■ **What you are asked to do**
Within the records below, find each line that holds the string "country", then copy it.

━━━━━━━━━━━━━━━━━━━━━━━━━━━━━━

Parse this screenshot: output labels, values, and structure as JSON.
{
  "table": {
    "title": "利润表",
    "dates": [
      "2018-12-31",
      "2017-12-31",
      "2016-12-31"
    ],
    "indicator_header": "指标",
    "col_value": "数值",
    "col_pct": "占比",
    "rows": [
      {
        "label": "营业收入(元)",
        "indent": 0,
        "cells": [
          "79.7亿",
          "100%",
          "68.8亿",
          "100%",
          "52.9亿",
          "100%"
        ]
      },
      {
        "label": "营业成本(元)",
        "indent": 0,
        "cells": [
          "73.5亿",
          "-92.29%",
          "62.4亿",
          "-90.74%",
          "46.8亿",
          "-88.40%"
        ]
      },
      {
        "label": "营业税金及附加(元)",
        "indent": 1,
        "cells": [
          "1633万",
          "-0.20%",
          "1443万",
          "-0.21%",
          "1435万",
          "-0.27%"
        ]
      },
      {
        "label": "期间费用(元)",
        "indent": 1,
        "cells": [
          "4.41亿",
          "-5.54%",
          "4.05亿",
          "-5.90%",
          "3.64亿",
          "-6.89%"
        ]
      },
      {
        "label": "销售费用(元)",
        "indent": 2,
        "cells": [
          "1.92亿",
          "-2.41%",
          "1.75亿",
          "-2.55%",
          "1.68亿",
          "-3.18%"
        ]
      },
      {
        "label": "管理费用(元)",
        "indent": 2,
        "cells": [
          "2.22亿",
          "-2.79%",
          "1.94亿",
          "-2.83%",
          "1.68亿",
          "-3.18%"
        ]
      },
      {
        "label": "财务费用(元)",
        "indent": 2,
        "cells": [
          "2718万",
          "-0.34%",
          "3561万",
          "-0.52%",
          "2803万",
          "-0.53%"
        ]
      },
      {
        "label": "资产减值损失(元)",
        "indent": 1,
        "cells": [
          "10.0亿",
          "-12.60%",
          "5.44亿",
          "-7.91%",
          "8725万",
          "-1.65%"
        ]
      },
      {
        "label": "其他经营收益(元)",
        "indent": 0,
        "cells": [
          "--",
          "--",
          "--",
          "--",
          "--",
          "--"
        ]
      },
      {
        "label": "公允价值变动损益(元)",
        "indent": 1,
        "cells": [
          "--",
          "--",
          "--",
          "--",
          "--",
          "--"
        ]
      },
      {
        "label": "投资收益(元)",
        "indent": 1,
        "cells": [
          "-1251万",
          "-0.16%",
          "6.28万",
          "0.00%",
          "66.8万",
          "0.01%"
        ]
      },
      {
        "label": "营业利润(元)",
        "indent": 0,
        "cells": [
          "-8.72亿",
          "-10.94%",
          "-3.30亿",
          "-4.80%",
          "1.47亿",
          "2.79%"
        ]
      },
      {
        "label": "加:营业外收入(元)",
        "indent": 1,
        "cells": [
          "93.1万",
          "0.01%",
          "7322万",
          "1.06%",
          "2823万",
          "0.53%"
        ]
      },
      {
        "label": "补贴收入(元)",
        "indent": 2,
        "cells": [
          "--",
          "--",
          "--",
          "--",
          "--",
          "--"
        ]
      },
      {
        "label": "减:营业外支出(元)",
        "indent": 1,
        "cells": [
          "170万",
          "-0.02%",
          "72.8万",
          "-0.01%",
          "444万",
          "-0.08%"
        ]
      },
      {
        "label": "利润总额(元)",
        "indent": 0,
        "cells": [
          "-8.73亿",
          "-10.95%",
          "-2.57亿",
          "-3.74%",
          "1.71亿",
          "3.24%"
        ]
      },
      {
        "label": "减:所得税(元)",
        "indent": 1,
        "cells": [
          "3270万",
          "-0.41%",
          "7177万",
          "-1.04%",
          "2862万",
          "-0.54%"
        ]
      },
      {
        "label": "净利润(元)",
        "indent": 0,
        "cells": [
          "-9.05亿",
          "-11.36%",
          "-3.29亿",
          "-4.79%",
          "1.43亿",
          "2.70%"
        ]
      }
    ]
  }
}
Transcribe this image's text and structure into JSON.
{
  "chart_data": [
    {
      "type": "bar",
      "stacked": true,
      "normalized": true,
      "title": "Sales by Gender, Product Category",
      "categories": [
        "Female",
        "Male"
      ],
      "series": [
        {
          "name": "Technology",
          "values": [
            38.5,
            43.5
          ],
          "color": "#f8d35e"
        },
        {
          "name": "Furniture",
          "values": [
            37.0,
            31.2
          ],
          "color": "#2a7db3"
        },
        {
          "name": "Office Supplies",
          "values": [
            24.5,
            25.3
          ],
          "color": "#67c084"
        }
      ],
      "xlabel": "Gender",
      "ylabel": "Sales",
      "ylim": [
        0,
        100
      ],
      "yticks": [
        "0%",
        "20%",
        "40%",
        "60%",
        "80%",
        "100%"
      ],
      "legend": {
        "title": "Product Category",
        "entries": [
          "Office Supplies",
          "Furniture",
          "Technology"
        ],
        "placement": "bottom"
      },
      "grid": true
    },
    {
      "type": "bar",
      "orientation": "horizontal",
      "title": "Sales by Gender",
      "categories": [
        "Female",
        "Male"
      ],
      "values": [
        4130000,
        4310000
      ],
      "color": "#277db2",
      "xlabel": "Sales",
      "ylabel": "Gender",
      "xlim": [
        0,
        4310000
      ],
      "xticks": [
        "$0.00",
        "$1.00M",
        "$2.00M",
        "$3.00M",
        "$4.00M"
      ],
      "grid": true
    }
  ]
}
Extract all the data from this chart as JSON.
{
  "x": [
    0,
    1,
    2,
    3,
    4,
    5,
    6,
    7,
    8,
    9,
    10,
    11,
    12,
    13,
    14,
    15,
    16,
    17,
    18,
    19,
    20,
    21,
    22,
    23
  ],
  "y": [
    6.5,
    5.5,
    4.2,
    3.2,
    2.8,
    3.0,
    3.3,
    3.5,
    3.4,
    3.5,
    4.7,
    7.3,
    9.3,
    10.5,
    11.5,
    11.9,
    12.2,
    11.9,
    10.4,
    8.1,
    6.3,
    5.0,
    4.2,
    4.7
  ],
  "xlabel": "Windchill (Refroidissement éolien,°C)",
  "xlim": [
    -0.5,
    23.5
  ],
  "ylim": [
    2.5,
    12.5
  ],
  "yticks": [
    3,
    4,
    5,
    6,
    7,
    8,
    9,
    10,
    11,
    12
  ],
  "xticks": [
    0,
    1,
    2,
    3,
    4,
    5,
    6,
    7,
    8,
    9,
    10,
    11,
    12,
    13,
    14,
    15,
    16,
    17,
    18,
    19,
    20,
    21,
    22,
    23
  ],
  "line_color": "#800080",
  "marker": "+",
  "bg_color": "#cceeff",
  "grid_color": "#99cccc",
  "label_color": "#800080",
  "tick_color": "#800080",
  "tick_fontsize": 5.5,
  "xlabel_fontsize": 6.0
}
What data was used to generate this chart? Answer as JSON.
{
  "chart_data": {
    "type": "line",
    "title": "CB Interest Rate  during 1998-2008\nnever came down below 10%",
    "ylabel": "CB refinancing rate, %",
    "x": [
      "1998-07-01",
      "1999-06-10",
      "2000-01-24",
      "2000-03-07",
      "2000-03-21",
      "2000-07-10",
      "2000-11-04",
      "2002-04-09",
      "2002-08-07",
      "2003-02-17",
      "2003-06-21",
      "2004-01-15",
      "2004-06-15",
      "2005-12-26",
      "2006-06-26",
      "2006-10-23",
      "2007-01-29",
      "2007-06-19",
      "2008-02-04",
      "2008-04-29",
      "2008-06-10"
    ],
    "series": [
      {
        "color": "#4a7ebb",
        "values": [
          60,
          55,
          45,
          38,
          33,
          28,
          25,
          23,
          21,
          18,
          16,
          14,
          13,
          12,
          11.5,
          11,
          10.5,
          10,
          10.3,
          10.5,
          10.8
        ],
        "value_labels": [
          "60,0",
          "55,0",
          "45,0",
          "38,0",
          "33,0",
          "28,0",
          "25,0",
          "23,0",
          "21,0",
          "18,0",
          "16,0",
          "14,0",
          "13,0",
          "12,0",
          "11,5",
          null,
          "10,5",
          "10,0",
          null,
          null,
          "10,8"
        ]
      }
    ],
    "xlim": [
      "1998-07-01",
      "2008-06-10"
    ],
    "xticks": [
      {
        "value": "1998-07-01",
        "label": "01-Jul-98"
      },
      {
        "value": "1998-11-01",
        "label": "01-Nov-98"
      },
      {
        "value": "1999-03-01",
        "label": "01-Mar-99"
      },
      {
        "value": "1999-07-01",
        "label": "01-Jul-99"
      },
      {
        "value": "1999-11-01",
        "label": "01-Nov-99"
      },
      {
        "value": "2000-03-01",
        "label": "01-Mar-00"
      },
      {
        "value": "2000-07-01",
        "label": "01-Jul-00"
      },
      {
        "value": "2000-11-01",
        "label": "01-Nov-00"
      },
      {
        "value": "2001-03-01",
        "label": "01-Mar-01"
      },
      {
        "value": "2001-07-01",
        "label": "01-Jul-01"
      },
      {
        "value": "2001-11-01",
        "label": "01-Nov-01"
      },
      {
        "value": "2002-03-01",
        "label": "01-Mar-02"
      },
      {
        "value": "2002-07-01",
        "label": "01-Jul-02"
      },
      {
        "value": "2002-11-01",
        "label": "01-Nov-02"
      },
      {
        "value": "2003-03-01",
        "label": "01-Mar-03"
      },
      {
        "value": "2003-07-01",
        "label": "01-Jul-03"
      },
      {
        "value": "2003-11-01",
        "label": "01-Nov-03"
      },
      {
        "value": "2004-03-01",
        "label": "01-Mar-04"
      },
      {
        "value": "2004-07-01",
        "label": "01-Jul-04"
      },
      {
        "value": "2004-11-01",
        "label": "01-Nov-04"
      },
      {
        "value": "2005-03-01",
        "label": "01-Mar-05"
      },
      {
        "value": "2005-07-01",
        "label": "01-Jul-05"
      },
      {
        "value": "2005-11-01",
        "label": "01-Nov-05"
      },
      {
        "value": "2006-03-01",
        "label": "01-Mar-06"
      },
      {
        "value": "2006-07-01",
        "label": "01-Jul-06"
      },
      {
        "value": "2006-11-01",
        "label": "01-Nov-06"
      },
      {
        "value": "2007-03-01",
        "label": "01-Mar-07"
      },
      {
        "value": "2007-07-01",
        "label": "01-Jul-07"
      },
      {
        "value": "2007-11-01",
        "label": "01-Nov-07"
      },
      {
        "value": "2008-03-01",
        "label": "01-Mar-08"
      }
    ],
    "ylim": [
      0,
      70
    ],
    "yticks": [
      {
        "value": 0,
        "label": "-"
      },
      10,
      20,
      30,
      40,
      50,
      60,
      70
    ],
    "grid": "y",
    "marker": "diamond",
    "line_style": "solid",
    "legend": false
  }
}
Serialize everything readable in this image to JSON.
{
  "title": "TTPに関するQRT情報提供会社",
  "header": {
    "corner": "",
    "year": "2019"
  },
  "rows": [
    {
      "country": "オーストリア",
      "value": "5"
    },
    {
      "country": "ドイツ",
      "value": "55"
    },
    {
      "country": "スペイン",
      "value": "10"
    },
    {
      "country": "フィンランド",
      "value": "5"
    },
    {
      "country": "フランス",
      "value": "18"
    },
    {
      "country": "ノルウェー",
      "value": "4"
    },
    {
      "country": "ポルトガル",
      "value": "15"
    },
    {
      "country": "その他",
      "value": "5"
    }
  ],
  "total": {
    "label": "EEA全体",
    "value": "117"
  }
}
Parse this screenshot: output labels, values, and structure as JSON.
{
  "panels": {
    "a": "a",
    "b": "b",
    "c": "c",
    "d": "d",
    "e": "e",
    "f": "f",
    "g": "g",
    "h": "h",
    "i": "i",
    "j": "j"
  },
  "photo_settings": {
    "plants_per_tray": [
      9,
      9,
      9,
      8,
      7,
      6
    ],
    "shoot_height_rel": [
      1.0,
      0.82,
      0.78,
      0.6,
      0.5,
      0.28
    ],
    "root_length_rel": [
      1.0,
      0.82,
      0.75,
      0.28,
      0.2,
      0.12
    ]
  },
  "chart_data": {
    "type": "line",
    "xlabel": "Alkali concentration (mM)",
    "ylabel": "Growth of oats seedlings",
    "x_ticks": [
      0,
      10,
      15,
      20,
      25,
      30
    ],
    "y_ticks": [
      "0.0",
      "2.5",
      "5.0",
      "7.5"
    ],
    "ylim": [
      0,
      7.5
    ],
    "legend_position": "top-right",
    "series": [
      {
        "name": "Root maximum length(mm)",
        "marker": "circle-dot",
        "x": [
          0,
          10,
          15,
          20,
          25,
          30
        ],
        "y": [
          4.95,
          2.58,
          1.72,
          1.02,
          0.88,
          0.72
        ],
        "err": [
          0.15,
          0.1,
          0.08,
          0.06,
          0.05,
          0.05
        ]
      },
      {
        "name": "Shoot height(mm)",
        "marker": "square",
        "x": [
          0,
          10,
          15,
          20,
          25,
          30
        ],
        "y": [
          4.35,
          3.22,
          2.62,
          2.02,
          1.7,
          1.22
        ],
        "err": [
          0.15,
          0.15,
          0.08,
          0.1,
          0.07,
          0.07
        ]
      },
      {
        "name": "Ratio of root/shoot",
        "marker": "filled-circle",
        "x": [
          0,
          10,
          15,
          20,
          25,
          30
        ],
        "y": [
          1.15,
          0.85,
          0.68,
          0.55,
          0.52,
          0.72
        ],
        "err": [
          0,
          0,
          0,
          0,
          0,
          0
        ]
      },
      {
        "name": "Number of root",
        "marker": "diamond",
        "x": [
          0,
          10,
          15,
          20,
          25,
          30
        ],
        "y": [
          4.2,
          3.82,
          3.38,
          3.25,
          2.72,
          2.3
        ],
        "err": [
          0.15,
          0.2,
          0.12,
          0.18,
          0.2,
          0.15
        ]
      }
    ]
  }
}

━━━━━━━━━━━━━━━━━━━━━━━━━━━━━━

■ **The completed task**
      "country": "オーストリア",
      "country": "ドイツ",
      "country": "スペイン",
      "country": "フィンランド",
      "country": "フランス",
      "country": "ノルウェー",
      "country": "ポルトガル",
      "country": "その他",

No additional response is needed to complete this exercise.